__Required task__. Arrange each line of the material below as a JSON list of strings, one string per line, omitting blank lines and any pictures.

__Material provided__.
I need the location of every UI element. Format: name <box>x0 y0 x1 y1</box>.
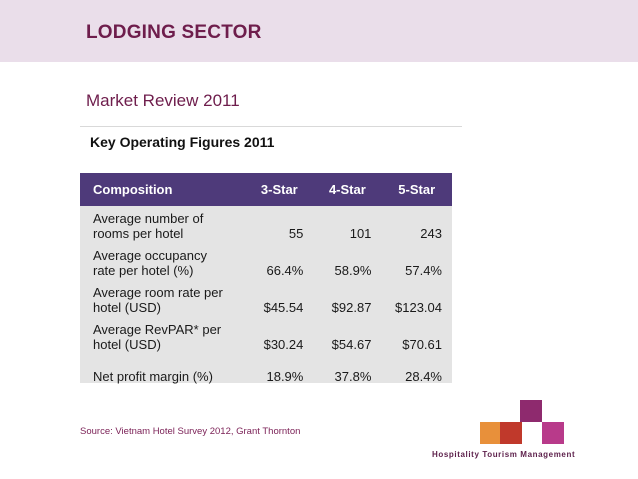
logo-square <box>500 422 522 444</box>
cell-3-star: 18.9% <box>266 369 304 384</box>
cell-3-star: $30.24 <box>263 337 304 352</box>
row-label-line: Average RevPAR* per <box>93 322 222 337</box>
table-row: Average room rate per hotel (USD) $45.54 … <box>80 280 452 317</box>
header-5-star: 5-Star <box>381 173 452 206</box>
row-label: Average number of rooms per hotel <box>80 206 245 243</box>
cell-5-star: $70.61 <box>402 337 442 352</box>
logo-square <box>542 422 564 444</box>
row-label: Average occupancy rate per hotel (%) <box>80 243 245 280</box>
logo-square <box>520 400 542 422</box>
source-note: Source: Vietnam Hotel Survey 2012, Grant… <box>80 426 301 437</box>
cell-4-star: $92.87 <box>331 300 372 315</box>
row-label-line: hotel (USD) <box>93 337 161 352</box>
figure-caption: Key Operating Figures 2011 <box>90 134 275 150</box>
slide-title: LODGING SECTOR <box>86 22 262 43</box>
cell-3-star: 55 <box>288 226 304 241</box>
cell-3-star: $45.54 <box>263 300 304 315</box>
cell-4-star: 101 <box>349 226 372 241</box>
cell-4-star: 58.9% <box>334 263 372 278</box>
table-row: Average occupancy rate per hotel (%) 66.4… <box>80 243 452 280</box>
cell-5-star: $123.04 <box>395 300 442 315</box>
row-label-line: rooms per hotel <box>93 226 184 241</box>
row-label-line: Average number of <box>93 211 204 226</box>
row-label: Average RevPAR* per hotel (USD) <box>80 317 245 354</box>
cell-5-star: 243 <box>420 226 442 241</box>
header-3-star: 3-Star <box>245 173 314 206</box>
slide-subtitle: Market Review 2011 <box>86 91 240 110</box>
table-row: Average number of rooms per hotel 55 101 … <box>80 206 452 243</box>
header-4-star: 4-Star <box>313 173 382 206</box>
header-band <box>0 0 638 62</box>
cell-5-star: 28.4% <box>405 369 442 384</box>
brand-name: Hospitality Tourism Management <box>432 450 576 459</box>
cell-4-star: 37.8% <box>334 369 372 384</box>
row-spacer <box>80 354 452 364</box>
row-label-line: Average room rate per <box>93 285 223 300</box>
row-label-line: Average occupancy <box>93 248 207 263</box>
header-composition: Composition <box>80 173 246 206</box>
table-row: Average RevPAR* per hotel (USD) $30.24 $5… <box>80 317 452 354</box>
row-label: Net profit margin (%) <box>93 369 213 384</box>
cell-5-star: 57.4% <box>405 263 442 278</box>
table-row: Net profit margin (%) 18.9% 37.8% 28.4% <box>80 364 452 386</box>
logo-square <box>480 422 502 444</box>
table-header-row: Composition 3-Star 4-Star 5-Star <box>80 173 452 206</box>
brand-logo-mark <box>480 400 570 445</box>
row-label-line: hotel (USD) <box>93 300 161 315</box>
divider-line <box>80 126 462 127</box>
row-label: Average room rate per hotel (USD) <box>80 280 245 317</box>
cell-4-star: $54.67 <box>331 337 372 352</box>
cell-3-star: 66.4% <box>266 263 304 278</box>
operating-figures-table: Composition 3-Star 4-Star 5-Star Average… <box>80 173 452 386</box>
row-label-line: rate per hotel (%) <box>93 263 194 278</box>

__Written response__.
[
  "I need the location of every UI element. Format: name <box>x0 y0 x1 y1</box>.",
  "logo-square <box>500 422 522 444</box>",
  "cell-3-star: 18.9% <box>266 369 304 384</box>",
  "cell-3-star: $30.24 <box>263 337 304 352</box>",
  "row-label-line: Average RevPAR* per <box>93 322 222 337</box>",
  "table-row: Average room rate per hotel (USD) $45.54 … <box>80 280 452 317</box>",
  "header-5-star: 5-Star <box>381 173 452 206</box>",
  "row-label: Average number of rooms per hotel <box>80 206 245 243</box>",
  "cell-5-star: $70.61 <box>402 337 442 352</box>",
  "logo-square <box>542 422 564 444</box>",
  "row-label: Average occupancy rate per hotel (%) <box>80 243 245 280</box>",
  "logo-square <box>520 400 542 422</box>",
  "source-note: Source: Vietnam Hotel Survey 2012, Grant… <box>80 426 301 437</box>",
  "cell-4-star: $92.87 <box>331 300 372 315</box>",
  "row-label-line: hotel (USD) <box>93 337 161 352</box>",
  "figure-caption: Key Operating Figures 2011 <box>90 134 275 150</box>",
  "slide-title: LODGING SECTOR <box>86 22 262 43</box>",
  "cell-3-star: 55 <box>288 226 304 241</box>",
  "cell-3-star: $45.54 <box>263 300 304 315</box>",
  "cell-4-star: 101 <box>349 226 372 241</box>",
  "cell-4-star: 58.9% <box>334 263 372 278</box>",
  "table-row: Average occupancy rate per hotel (%) 66.4… <box>80 243 452 280</box>",
  "cell-5-star: $123.04 <box>395 300 442 315</box>",
  "row-label-line: rooms per hotel <box>93 226 184 241</box>",
  "row-label-line: Average number of <box>93 211 204 226</box>",
  "row-label: Average RevPAR* per hotel (USD) <box>80 317 245 354</box>",
  "cell-5-star: 243 <box>420 226 442 241</box>",
  "header-3-star: 3-Star <box>245 173 314 206</box>",
  "slide-subtitle: Market Review 2011 <box>86 91 240 110</box>",
  "table-row: Average number of rooms per hotel 55 101 … <box>80 206 452 243</box>",
  "header-4-star: 4-Star <box>313 173 382 206</box>",
  "header-band <box>0 0 638 62</box>",
  "cell-5-star: 28.4% <box>405 369 442 384</box>",
  "brand-name: Hospitality Tourism Management <box>432 450 576 459</box>",
  "cell-4-star: 37.8% <box>334 369 372 384</box>",
  "row-spacer <box>80 354 452 364</box>",
  "row-label-line: Average room rate per <box>93 285 223 300</box>",
  "row-label-line: Average occupancy <box>93 248 207 263</box>",
  "header-composition: Composition <box>80 173 246 206</box>",
  "table-row: Average RevPAR* per hotel (USD) $30.24 $5… <box>80 317 452 354</box>",
  "row-label: Net profit margin (%) <box>93 369 213 384</box>",
  "cell-5-star: 57.4% <box>405 263 442 278</box>",
  "table-row: Net profit margin (%) 18.9% 37.8% 28.4% <box>80 364 452 386</box>",
  "logo-square <box>480 422 502 444</box>",
  "table-header-row: Composition 3-Star 4-Star 5-Star <box>80 173 452 206</box>",
  "brand-logo-mark <box>480 400 570 445</box>",
  "row-label-line: hotel (USD) <box>93 300 161 315</box>",
  "divider-line <box>80 126 462 127</box>",
  "row-label: Average room rate per hotel (USD) <box>80 280 245 317</box>",
  "cell-4-star: $54.67 <box>331 337 372 352</box>",
  "cell-3-star: 66.4% <box>266 263 304 278</box>",
  "operating-figures-table: Composition 3-Star 4-Star 5-Star Average… <box>80 173 452 386</box>",
  "row-label-line: rate per hotel (%) <box>93 263 194 278</box>"
]